## Begin Data supplied
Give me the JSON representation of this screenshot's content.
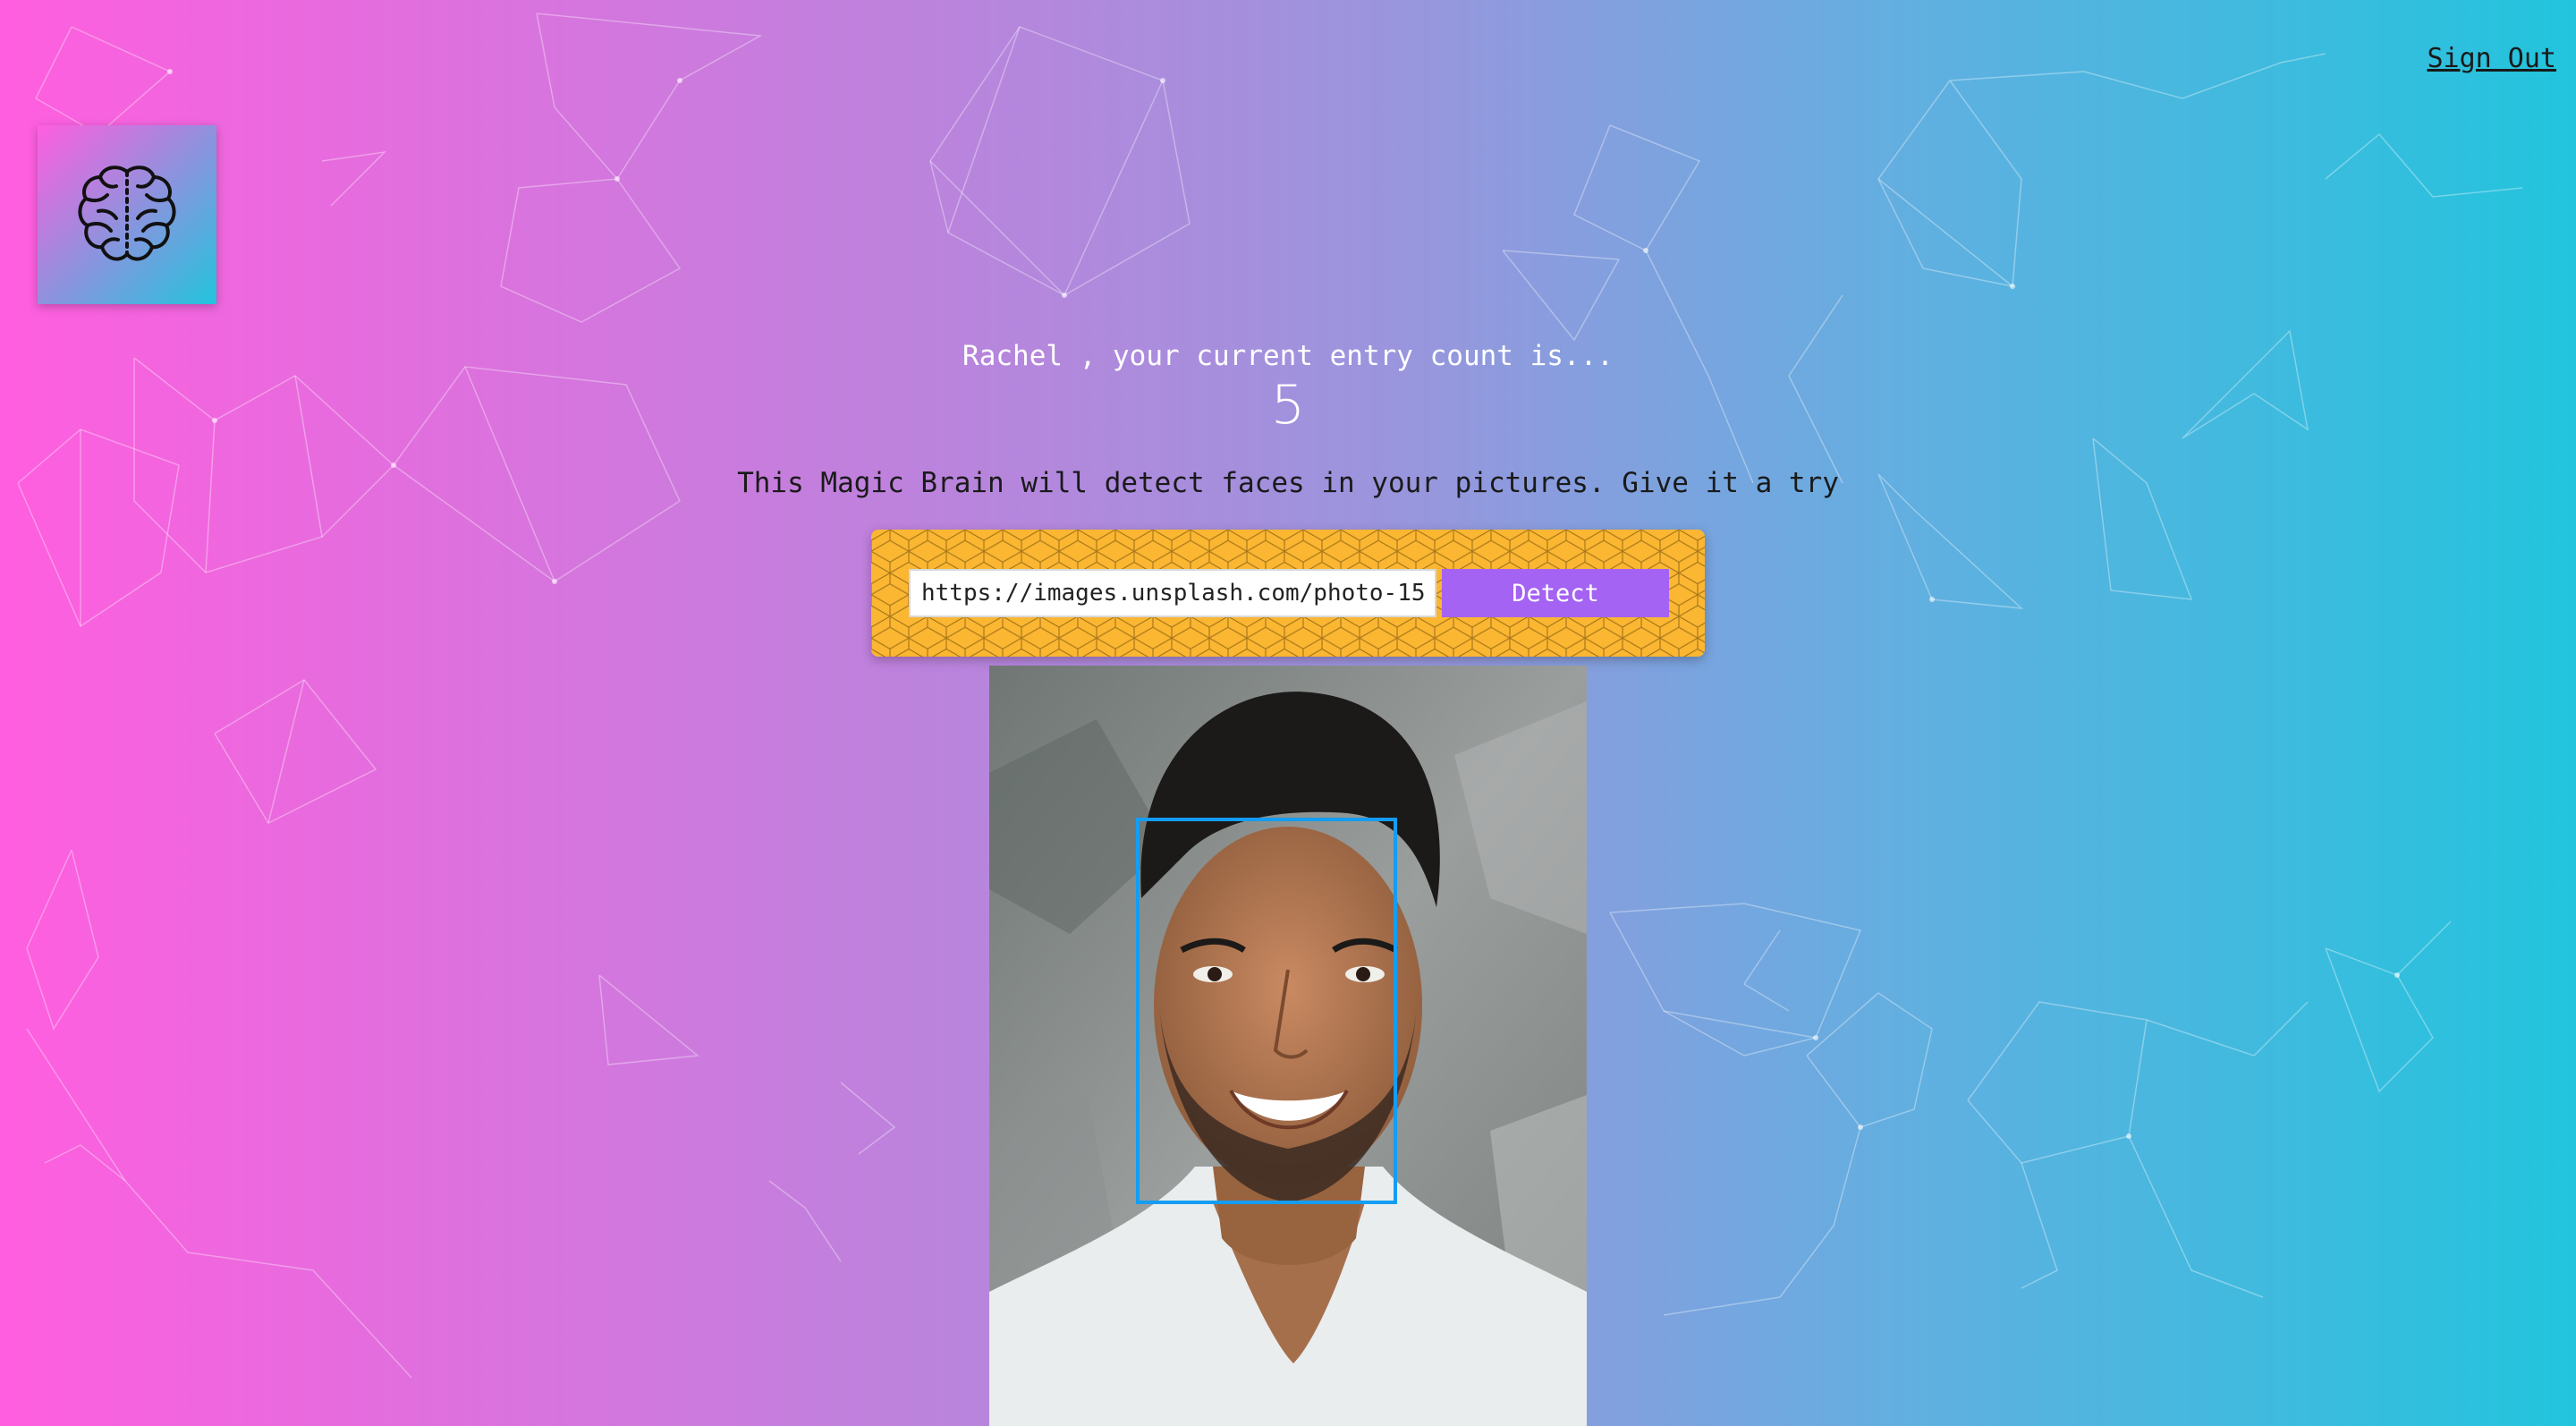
{
  "nav": {
    "sign_out_label": "Sign Out"
  },
  "logo": {
    "icon": "brain-icon"
  },
  "rank": {
    "greeting": "Rachel , your current entry count is...",
    "entries": "5"
  },
  "form": {
    "tagline": "This Magic Brain will detect faces in your pictures. Give it a try",
    "url_value": "https://images.unsplash.com/photo-15",
    "detect_label": "Detect"
  },
  "colors": {
    "gradient_start": "#ff5edf",
    "gradient_end": "#22c4dd",
    "panel": "#fbb632",
    "button": "#a463f2",
    "face_box": "#149df2"
  }
}
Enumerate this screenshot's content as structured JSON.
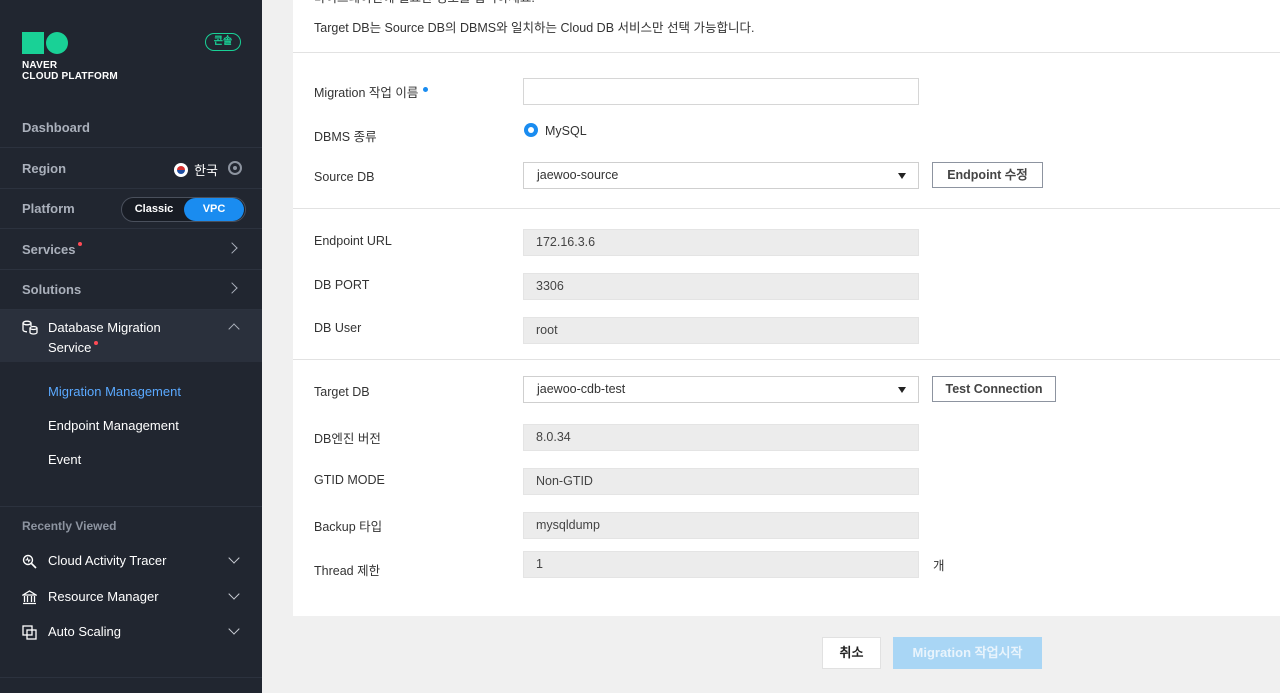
{
  "colors": {
    "brand_green": "#19d196",
    "accent_blue": "#1a8cf0",
    "sidebar_bg": "#212630",
    "new_dot": "#ff4a55"
  },
  "sidebar": {
    "logo_line1": "NAVER",
    "logo_line2": "CLOUD PLATFORM",
    "console_badge": "콘솔",
    "dashboard": "Dashboard",
    "region_label": "Region",
    "region_value": "한국",
    "platform_label": "Platform",
    "platform_classic": "Classic",
    "platform_vpc": "VPC",
    "services": "Services",
    "solutions": "Solutions",
    "dms_line1": "Database Migration",
    "dms_line2": "Service",
    "submenu": [
      "Migration Management",
      "Endpoint Management",
      "Event"
    ],
    "recently_viewed_title": "Recently Viewed",
    "recently_viewed": [
      "Cloud Activity Tracer",
      "Resource Manager",
      "Auto Scaling"
    ]
  },
  "intro": {
    "line1": "마이그레이션에 필요한 정보를 입력하세요.",
    "line2": "Target DB는 Source DB의 DBMS와 일치하는 Cloud DB 서비스만 선택 가능합니다."
  },
  "form": {
    "migration_name_label": "Migration 작업 이름",
    "migration_name_value": "",
    "dbms_label": "DBMS 종류",
    "dbms_value": "MySQL",
    "source_db_label": "Source DB",
    "source_db_value": "jaewoo-source",
    "endpoint_edit_button": "Endpoint 수정",
    "endpoint_url_label": "Endpoint URL",
    "endpoint_url_value": "172.16.3.6",
    "db_port_label": "DB PORT",
    "db_port_value": "3306",
    "db_user_label": "DB User",
    "db_user_value": "root",
    "target_db_label": "Target DB",
    "target_db_value": "jaewoo-cdb-test",
    "test_connection_button": "Test Connection",
    "engine_version_label": "DB엔진 버전",
    "engine_version_value": "8.0.34",
    "gtid_mode_label": "GTID MODE",
    "gtid_mode_value": "Non-GTID",
    "backup_type_label": "Backup 타입",
    "backup_type_value": "mysqldump",
    "thread_limit_label": "Thread 제한",
    "thread_limit_value": "1",
    "thread_unit": "개"
  },
  "footer": {
    "cancel_button": "취소",
    "start_button": "Migration 작업시작"
  }
}
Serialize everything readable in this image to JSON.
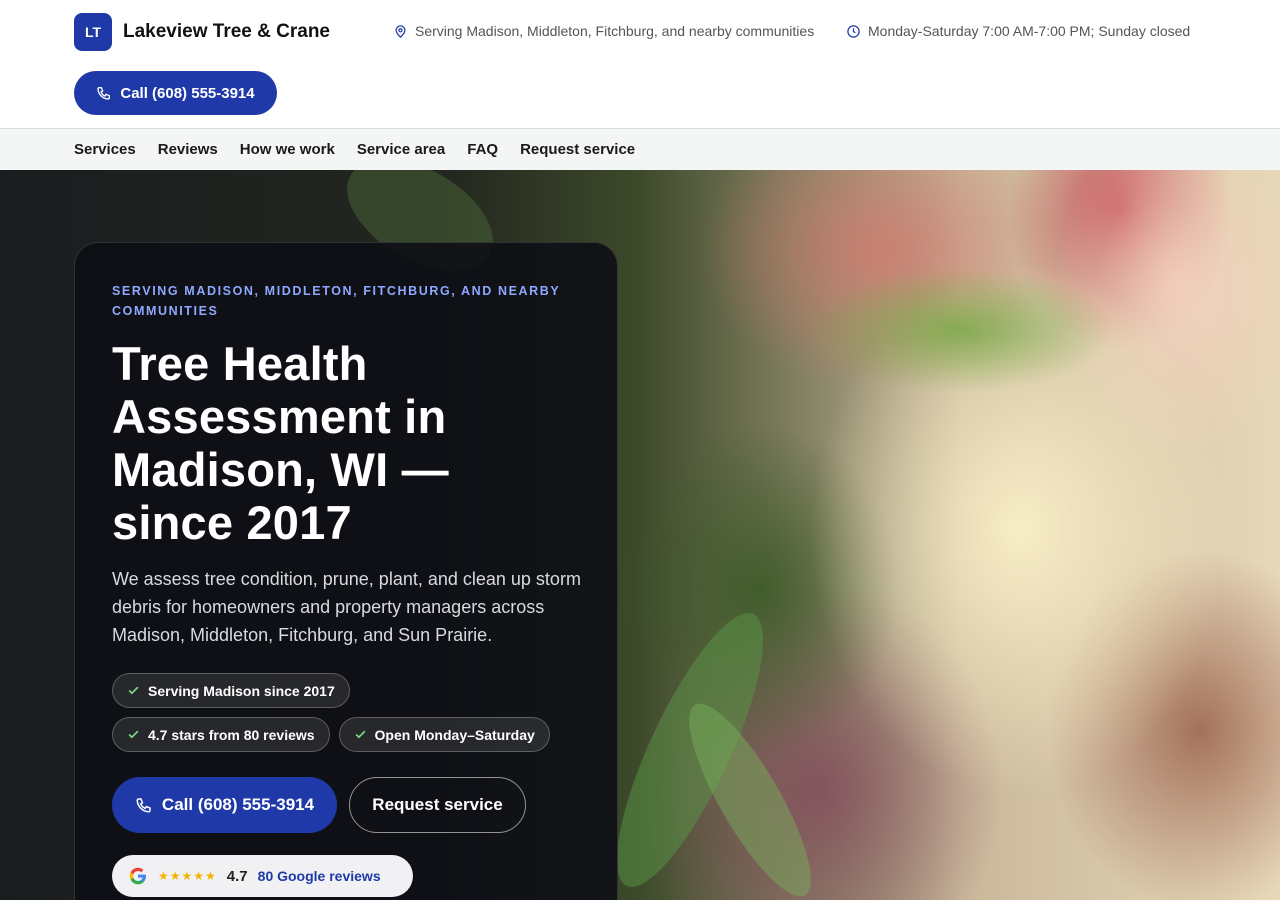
## End Data supplied
Your instructions: Scan the lines above for "content", then copy every one that has it.

Result of this task:
Give me the JSON representation of this screenshot's content.
Enumerate this screenshot's content as structured JSON.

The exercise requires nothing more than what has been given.